[START OF MATERIAL FOR THIS EXERCISE]

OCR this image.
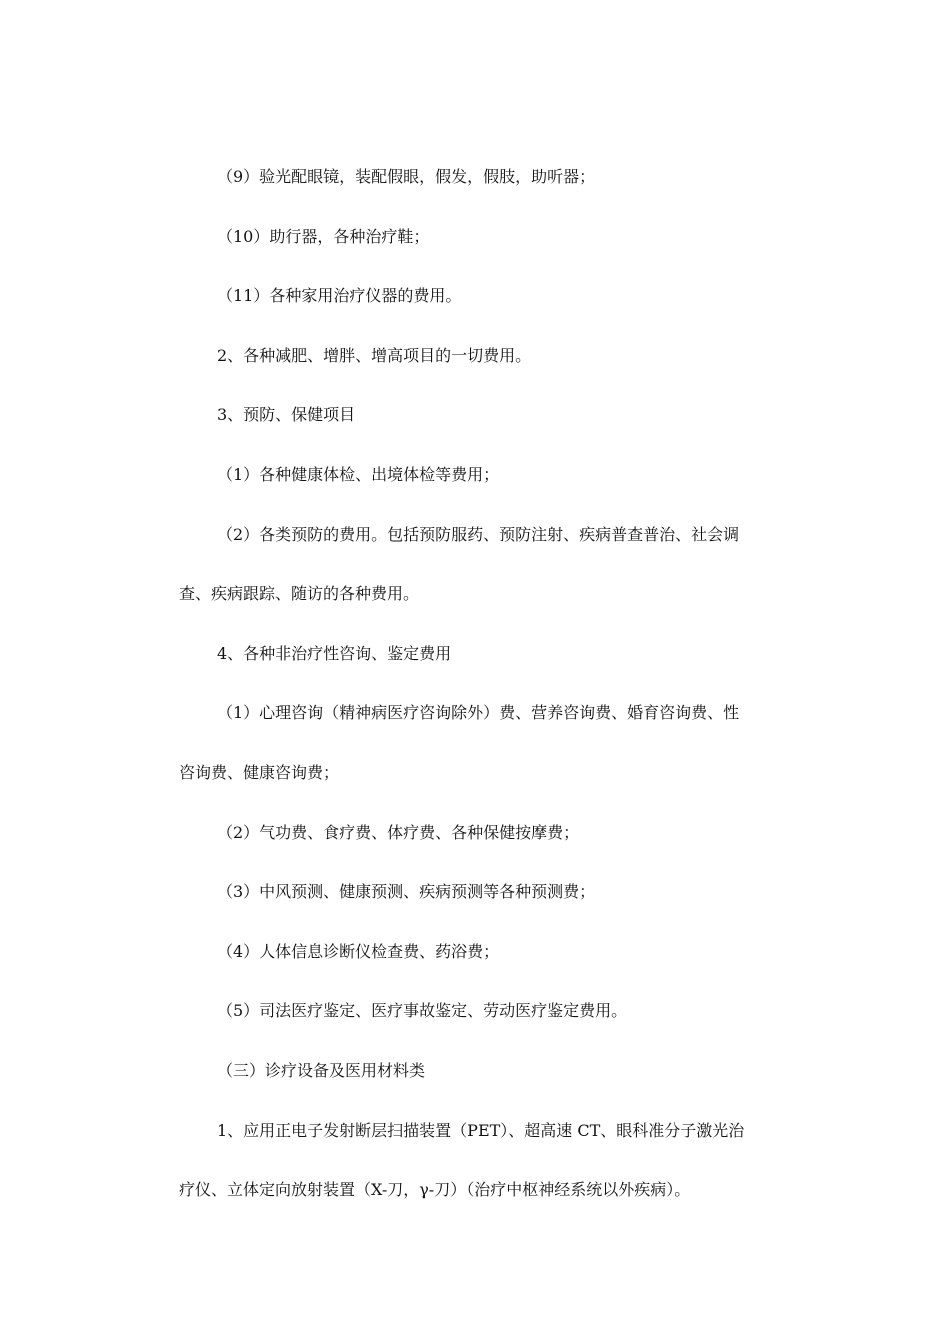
（9）验光配眼镜，装配假眼，假发，假肢，助听器；

（10）助行器，各种治疗鞋；

（11）各种家用治疗仪器的费用。

2、各种减肥、增胖、增高项目的一切费用。

3、预防、保健项目

（1）各种健康体检、出境体检等费用；

（2）各类预防的费用。包括预防服药、预防注射、疾病普查普治、社会调
查、疾病跟踪、随访的各种费用。

4、各种非治疗性咨询、鉴定费用

（1）心理咨询（精神病医疗咨询除外）费、营养咨询费、婚育咨询费、性
咨询费、健康咨询费；

（2）气功费、食疗费、体疗费、各种保健按摩费；

（3）中风预测、健康预测、疾病预测等各种预测费；

（4）人体信息诊断仪检查费、药浴费；

（5）司法医疗鉴定、医疗事故鉴定、劳动医疗鉴定费用。

（三）诊疗设备及医用材料类

1、应用正电子发射断层扫描装置（PET）、超高速 CT、眼科准分子激光治
疗仪、立体定向放射装置（X-刀，γ-刀）（治疗中枢神经系统以外疾病）。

[END OF MATERIAL FOR THIS EXERCISE]

TASK DESCRIPTION: Make an exact copy of the data above, pictures excluded.

TASK RESULT:
OCR this image.
（9）验光配眼镜，装配假眼，假发，假肢，助听器；

（10）助行器，各种治疗鞋；

（11）各种家用治疗仪器的费用。

2、各种减肥、增胖、增高项目的一切费用。

3、预防、保健项目

（1）各种健康体检、出境体检等费用；

（2）各类预防的费用。包括预防服药、预防注射、疾病普查普治、社会调
查、疾病跟踪、随访的各种费用。

4、各种非治疗性咨询、鉴定费用

（1）心理咨询（精神病医疗咨询除外）费、营养咨询费、婚育咨询费、性
咨询费、健康咨询费；

（2）气功费、食疗费、体疗费、各种保健按摩费；

（3）中风预测、健康预测、疾病预测等各种预测费；

（4）人体信息诊断仪检查费、药浴费；

（5）司法医疗鉴定、医疗事故鉴定、劳动医疗鉴定费用。

（三）诊疗设备及医用材料类

1、应用正电子发射断层扫描装置（PET）、超高速 CT、眼科准分子激光治
疗仪、立体定向放射装置（X-刀，γ-刀）（治疗中枢神经系统以外疾病）。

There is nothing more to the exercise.